[Set exercise]:
Output every record below exactly as it appears.

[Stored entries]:
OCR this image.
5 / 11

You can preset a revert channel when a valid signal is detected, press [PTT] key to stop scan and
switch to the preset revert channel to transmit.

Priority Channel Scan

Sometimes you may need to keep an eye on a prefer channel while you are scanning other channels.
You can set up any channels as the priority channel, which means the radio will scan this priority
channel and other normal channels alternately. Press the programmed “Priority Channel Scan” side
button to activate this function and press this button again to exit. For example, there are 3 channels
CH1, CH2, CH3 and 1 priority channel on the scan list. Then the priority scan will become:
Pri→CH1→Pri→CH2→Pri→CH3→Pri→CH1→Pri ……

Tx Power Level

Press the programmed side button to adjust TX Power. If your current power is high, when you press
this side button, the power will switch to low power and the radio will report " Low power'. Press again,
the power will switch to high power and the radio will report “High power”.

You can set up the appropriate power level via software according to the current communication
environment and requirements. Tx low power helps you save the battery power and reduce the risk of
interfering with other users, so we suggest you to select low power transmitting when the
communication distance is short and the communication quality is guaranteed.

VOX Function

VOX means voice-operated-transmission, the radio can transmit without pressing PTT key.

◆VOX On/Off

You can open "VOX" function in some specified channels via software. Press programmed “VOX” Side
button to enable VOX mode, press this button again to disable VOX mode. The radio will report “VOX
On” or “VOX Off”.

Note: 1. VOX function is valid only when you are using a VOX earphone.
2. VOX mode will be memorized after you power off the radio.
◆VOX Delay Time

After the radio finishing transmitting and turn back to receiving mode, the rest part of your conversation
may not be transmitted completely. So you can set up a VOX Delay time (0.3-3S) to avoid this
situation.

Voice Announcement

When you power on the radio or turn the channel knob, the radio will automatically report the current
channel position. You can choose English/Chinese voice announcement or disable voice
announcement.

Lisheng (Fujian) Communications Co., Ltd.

[Result for this task]:
OCR this image.
5 / 11

You can preset a revert channel when a valid signal is detected, press [PTT] key to stop scan and
switch to the preset revert channel to transmit.

Priority Channel Scan

Sometimes you may need to keep an eye on a prefer channel while you are scanning other channels.
You can set up any channels as the priority channel, which means the radio will scan this priority
channel and other normal channels alternately. Press the programmed “Priority Channel Scan” side
button to activate this function and press this button again to exit. For example, there are 3 channels
CH1, CH2, CH3 and 1 priority channel on the scan list. Then the priority scan will become:
Pri→CH1→Pri→CH2→Pri→CH3→Pri→CH1→Pri ……

Tx Power Level

Press the programmed side button to adjust TX Power. If your current power is high, when you press
this side button, the power will switch to low power and the radio will report " Low power'. Press again,
the power will switch to high power and the radio will report “High power”.

You can set up the appropriate power level via software according to the current communication
environment and requirements. Tx low power helps you save the battery power and reduce the risk of
interfering with other users, so we suggest you to select low power transmitting when the
communication distance is short and the communication quality is guaranteed.

VOX Function

VOX means voice-operated-transmission, the radio can transmit without pressing PTT key.

◆VOX On/Off

You can open "VOX" function in some specified channels via software. Press programmed “VOX” Side
button to enable VOX mode, press this button again to disable VOX mode. The radio will report “VOX
On” or “VOX Off”.

Note: 1. VOX function is valid only when you are using a VOX earphone.
2. VOX mode will be memorized after you power off the radio.
◆VOX Delay Time

After the radio finishing transmitting and turn back to receiving mode, the rest part of your conversation
may not be transmitted completely. So you can set up a VOX Delay time (0.3-3S) to avoid this
situation.

Voice Announcement

When you power on the radio or turn the channel knob, the radio will automatically report the current
channel position. You can choose English/Chinese voice announcement or disable voice
announcement.

Lisheng (Fujian) Communications Co., Ltd.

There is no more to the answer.